START

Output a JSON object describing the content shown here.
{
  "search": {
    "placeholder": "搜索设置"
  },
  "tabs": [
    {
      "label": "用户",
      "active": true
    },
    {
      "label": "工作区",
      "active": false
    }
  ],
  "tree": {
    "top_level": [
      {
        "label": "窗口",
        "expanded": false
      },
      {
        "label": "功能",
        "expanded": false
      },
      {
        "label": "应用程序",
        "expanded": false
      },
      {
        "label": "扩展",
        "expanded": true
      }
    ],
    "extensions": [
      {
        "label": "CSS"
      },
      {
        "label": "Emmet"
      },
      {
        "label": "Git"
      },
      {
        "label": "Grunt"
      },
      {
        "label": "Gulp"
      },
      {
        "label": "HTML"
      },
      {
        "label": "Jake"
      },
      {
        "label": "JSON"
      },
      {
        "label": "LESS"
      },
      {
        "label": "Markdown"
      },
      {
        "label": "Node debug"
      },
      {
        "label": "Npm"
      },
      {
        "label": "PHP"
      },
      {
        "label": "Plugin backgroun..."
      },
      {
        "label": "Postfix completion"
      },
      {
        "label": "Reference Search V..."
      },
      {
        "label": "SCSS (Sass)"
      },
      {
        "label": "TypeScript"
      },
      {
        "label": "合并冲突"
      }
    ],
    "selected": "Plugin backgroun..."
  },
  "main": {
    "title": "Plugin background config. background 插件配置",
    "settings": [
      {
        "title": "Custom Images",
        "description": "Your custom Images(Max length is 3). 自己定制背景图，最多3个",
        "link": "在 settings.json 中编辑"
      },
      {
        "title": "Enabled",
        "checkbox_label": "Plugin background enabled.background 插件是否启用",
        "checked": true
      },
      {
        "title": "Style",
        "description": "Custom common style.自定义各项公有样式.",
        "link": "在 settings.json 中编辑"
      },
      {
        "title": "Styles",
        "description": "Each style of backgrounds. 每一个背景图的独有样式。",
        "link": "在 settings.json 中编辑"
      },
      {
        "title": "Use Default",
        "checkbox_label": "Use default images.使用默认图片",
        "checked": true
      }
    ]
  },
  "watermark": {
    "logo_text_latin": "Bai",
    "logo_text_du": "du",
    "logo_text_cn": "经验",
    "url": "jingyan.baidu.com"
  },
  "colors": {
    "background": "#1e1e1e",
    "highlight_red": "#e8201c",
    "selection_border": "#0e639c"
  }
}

END

▶ **SET PROBLEM**
Each line of the material above needs to be quoted exactly, please.

▶ **RESULT**
Output a JSON object describing the content shown here.
{
  "search": {
    "placeholder": "搜索设置"
  },
  "tabs": [
    {
      "label": "用户",
      "active": true
    },
    {
      "label": "工作区",
      "active": false
    }
  ],
  "tree": {
    "top_level": [
      {
        "label": "窗口",
        "expanded": false
      },
      {
        "label": "功能",
        "expanded": false
      },
      {
        "label": "应用程序",
        "expanded": false
      },
      {
        "label": "扩展",
        "expanded": true
      }
    ],
    "extensions": [
      {
        "label": "CSS"
      },
      {
        "label": "Emmet"
      },
      {
        "label": "Git"
      },
      {
        "label": "Grunt"
      },
      {
        "label": "Gulp"
      },
      {
        "label": "HTML"
      },
      {
        "label": "Jake"
      },
      {
        "label": "JSON"
      },
      {
        "label": "LESS"
      },
      {
        "label": "Markdown"
      },
      {
        "label": "Node debug"
      },
      {
        "label": "Npm"
      },
      {
        "label": "PHP"
      },
      {
        "label": "Plugin backgroun..."
      },
      {
        "label": "Postfix completion"
      },
      {
        "label": "Reference Search V..."
      },
      {
        "label": "SCSS (Sass)"
      },
      {
        "label": "TypeScript"
      },
      {
        "label": "合并冲突"
      }
    ],
    "selected": "Plugin backgroun..."
  },
  "main": {
    "title": "Plugin background config. background 插件配置",
    "settings": [
      {
        "title": "Custom Images",
        "description": "Your custom Images(Max length is 3). 自己定制背景图，最多3个",
        "link": "在 settings.json 中编辑"
      },
      {
        "title": "Enabled",
        "checkbox_label": "Plugin background enabled.background 插件是否启用",
        "checked": true
      },
      {
        "title": "Style",
        "description": "Custom common style.自定义各项公有样式.",
        "link": "在 settings.json 中编辑"
      },
      {
        "title": "Styles",
        "description": "Each style of backgrounds. 每一个背景图的独有样式。",
        "link": "在 settings.json 中编辑"
      },
      {
        "title": "Use Default",
        "checkbox_label": "Use default images.使用默认图片",
        "checked": true
      }
    ]
  },
  "watermark": {
    "logo_text_latin": "Bai",
    "logo_text_du": "du",
    "logo_text_cn": "经验",
    "url": "jingyan.baidu.com"
  },
  "colors": {
    "background": "#1e1e1e",
    "highlight_red": "#e8201c",
    "selection_border": "#0e639c"
  }
}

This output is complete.